■ Given problem: Return the whole listing exactly as it stands.
* START Information supplied *
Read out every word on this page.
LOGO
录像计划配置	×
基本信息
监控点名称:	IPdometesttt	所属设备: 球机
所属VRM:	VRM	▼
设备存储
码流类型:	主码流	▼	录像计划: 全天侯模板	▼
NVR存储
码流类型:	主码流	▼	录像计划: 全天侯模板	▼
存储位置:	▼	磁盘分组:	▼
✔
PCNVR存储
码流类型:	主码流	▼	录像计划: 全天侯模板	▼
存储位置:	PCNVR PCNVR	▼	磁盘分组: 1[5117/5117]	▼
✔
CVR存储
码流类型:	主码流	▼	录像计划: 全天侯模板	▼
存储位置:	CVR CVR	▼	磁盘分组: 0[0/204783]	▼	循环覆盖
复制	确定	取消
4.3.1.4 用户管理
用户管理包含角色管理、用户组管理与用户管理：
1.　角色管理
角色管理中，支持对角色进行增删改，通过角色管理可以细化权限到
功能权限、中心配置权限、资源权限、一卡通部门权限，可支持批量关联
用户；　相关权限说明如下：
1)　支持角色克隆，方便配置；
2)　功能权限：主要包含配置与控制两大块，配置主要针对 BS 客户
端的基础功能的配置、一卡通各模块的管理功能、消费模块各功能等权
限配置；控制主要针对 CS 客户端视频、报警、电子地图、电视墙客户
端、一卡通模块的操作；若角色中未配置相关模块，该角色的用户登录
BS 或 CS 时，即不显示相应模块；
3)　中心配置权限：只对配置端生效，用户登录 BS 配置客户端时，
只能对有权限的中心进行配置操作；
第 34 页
* END Information supplied *
■ Solution to this task:
Read out every word on this page.
LOGO
录像计划配置	×
基本信息
监控点名称:	IPdometesttt	所属设备: 球机
所属VRM:	VRM	▼
设备存储
码流类型:	主码流	▼	录像计划: 全天侯模板	▼
NVR存储
码流类型:	主码流	▼	录像计划: 全天侯模板	▼
存储位置:	▼	磁盘分组:	▼
✔
PCNVR存储
码流类型:	主码流	▼	录像计划: 全天侯模板	▼
存储位置:	PCNVR PCNVR	▼	磁盘分组: 1[5117/5117]	▼
✔
CVR存储
码流类型:	主码流	▼	录像计划: 全天侯模板	▼
存储位置:	CVR CVR	▼	磁盘分组: 0[0/204783]	▼	循环覆盖
复制	确定	取消
4.3.1.4 用户管理
用户管理包含角色管理、用户组管理与用户管理：
1.　角色管理
角色管理中，支持对角色进行增删改，通过角色管理可以细化权限到
功能权限、中心配置权限、资源权限、一卡通部门权限，可支持批量关联
用户；　相关权限说明如下：
1)　支持角色克隆，方便配置；
2)　功能权限：主要包含配置与控制两大块，配置主要针对 BS 客户
端的基础功能的配置、一卡通各模块的管理功能、消费模块各功能等权
限配置；控制主要针对 CS 客户端视频、报警、电子地图、电视墙客户
端、一卡通模块的操作；若角色中未配置相关模块，该角色的用户登录
BS 或 CS 时，即不显示相应模块；
3)　中心配置权限：只对配置端生效，用户登录 BS 配置客户端时，
只能对有权限的中心进行配置操作；
第 34 页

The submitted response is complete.